■ EXCERPTED PASSAGE ■
──────

# TOM February - McClellands Bulk #2015



## IHT (Dec 27, 2003)

post the reviews here.


----------



## kheffelf (Jul 31, 2006)

Geez, you beat me to it, I was just going to make one.p


----------



## IHT (Dec 27, 2003)

stuffed my big Ser Jacapo Maxima Ball full of some still too wet to smoke 2015...
attempted to smoke it, ended up trying to light it more than i was taking puffs.

so, DGTing it will be what happens.

standard McClellands statements about VA based blends apply (catsup smell, broken flakes suck, stems, yet great flavors). 
can't wait to see it dry out a bit.

i have some dried at the office (from smokinmojo), this was from what ShawnP sent me.


----------



## physiognomy (Feb 6, 2007)

I saw this post earlier today, so I dug towards the back of a growing stash of tins & ball jars looking for where I had put my #2015. The last time I had any was probably back in the summer when Dogwatch Dale gifted it to me. I grabbed a couple of larger (broken) flakes from my jar & rubbed them out reasonably finely. These had quite a bit of moisture content, so I left it to air on our dining table for a couple of hours. Wasn't going to risk smoking it wet after the bite it gave me last time.

After dinner I loosely packed my Iwan Ries volcano. This pipe has mostly smoked blends with latakia, but I enjoy mixing things up with a VA blend... The tobacco was crispy on the outside, but not brittle. As Greg mentions, there was the distinctive McC aroma & nothing visually out of the norm if you have seen a McC broken flake before. Lit easily & I was glad that I couldn't taste any smokey latakia off the bat. The smoke had a good amount of VA sweetness initially, but the spicy perique soon added to the full combo of flavors. I found it built in body around mid-bowl & couldn't help puffing away more often than I should. No bite, but a little tongue tingle warned me to hold off a little. I'm getting towards the bottom of the bowl as I type & the perique has continued to slowly build. Getting pretty spicy now & the VAs have definitely taken a back seat.

──────

■ EXERCISES TO COMPLETE ■
a. Return the passage from the #2015 review thread starting at "can't wait to" and ending at "me last time.".
b. In the #2015 review thread, which pipe did physiognomy loosely pack after dinner?
The items after the thread have no part in this work.

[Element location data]
──────

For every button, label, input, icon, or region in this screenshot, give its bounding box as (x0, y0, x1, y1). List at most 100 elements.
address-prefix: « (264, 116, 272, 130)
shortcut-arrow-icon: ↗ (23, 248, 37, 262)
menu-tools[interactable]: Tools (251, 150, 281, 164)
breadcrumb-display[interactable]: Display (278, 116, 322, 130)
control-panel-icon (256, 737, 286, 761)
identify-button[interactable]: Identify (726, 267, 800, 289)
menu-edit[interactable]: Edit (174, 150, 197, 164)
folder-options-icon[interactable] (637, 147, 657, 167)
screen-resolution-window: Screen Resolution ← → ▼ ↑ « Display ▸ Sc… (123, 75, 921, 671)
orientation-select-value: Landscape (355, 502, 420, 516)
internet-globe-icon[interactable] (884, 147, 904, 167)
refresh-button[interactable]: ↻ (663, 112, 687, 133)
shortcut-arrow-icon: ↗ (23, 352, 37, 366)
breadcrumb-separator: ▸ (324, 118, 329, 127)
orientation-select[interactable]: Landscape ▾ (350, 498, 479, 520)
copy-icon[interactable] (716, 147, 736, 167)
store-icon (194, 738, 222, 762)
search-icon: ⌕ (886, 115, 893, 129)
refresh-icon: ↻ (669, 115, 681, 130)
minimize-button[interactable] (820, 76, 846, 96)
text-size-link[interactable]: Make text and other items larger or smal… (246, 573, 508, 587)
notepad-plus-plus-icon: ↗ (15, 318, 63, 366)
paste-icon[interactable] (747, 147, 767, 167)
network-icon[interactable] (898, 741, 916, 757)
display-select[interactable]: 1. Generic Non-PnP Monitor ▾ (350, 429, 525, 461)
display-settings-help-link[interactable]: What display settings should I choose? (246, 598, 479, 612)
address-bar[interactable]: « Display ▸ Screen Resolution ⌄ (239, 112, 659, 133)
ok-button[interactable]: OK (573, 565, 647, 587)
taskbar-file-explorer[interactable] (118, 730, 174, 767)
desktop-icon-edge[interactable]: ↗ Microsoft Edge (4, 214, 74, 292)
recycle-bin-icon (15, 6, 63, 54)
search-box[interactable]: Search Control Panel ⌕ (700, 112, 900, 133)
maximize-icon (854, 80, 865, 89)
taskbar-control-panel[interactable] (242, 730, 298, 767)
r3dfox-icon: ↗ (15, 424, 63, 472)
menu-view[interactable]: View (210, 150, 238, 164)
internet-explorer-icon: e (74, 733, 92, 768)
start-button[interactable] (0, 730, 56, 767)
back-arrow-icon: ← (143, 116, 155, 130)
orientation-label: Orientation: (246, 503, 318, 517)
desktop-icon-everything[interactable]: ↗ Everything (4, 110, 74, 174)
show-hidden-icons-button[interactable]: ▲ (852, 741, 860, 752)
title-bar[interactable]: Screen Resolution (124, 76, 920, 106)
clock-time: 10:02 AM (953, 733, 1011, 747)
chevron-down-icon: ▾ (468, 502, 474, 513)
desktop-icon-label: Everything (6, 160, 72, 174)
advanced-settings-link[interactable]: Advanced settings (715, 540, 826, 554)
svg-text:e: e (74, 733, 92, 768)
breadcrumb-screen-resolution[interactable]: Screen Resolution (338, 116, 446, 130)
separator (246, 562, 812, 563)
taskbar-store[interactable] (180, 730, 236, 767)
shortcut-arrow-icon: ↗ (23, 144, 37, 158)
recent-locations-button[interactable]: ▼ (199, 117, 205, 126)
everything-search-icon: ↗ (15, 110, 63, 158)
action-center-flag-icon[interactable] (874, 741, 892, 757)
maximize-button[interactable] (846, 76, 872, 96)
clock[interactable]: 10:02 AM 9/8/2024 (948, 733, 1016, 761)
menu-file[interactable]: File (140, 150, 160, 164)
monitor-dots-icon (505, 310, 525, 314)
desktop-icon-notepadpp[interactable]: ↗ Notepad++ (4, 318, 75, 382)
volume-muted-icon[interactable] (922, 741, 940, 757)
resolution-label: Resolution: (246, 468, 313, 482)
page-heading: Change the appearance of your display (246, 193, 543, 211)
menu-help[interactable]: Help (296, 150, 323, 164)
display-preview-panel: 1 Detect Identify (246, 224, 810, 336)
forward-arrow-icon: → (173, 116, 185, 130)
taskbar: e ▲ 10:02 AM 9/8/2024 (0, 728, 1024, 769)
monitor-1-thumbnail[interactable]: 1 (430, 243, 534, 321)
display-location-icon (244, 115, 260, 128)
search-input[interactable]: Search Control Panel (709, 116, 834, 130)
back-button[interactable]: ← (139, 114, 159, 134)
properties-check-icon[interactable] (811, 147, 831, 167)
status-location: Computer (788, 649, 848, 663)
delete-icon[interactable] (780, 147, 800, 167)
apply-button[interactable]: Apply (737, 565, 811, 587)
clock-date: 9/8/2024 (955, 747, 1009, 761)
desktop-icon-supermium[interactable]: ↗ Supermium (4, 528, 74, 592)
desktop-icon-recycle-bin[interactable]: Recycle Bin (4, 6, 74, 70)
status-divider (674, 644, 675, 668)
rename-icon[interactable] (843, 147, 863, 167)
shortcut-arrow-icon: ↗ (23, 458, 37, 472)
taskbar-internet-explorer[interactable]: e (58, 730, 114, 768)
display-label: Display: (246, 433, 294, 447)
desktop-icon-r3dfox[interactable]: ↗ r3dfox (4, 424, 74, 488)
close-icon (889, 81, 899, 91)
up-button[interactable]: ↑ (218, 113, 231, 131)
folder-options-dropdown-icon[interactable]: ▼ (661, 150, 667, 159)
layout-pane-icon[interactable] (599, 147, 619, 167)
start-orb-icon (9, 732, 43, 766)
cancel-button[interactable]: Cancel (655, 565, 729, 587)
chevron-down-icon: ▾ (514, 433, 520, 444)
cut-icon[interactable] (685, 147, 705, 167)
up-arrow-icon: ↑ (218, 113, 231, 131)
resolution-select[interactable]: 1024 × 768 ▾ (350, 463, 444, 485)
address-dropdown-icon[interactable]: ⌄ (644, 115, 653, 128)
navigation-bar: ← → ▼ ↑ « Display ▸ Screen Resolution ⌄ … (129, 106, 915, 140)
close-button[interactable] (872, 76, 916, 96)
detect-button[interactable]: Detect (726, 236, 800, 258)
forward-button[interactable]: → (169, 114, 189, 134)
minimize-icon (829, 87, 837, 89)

──────

■ SOLUTIONS BY TASK ■
a.
can't wait to see it dry out a bit.

i have some dried at the office (from smokinmojo), this was from what ShawnP sent me.


----------



## physiognomy (Feb 6, 2007)

I saw this post earlier today, so I dug towards the back of a growing stash of tins & ball jars looking for where I had put my #2015. The last time I had any was probably back in the summer when Dogwatch Dale gifted it to me. I grabbed a couple of larger (broken) flakes from my jar & rubbed them out reasonably finely. These had quite a bit of moisture content, so I left it to air on our dining table for a couple of hours. Wasn't going to risk smoking it wet after the bite it gave me last time.

b. An Iwan Ries volcano.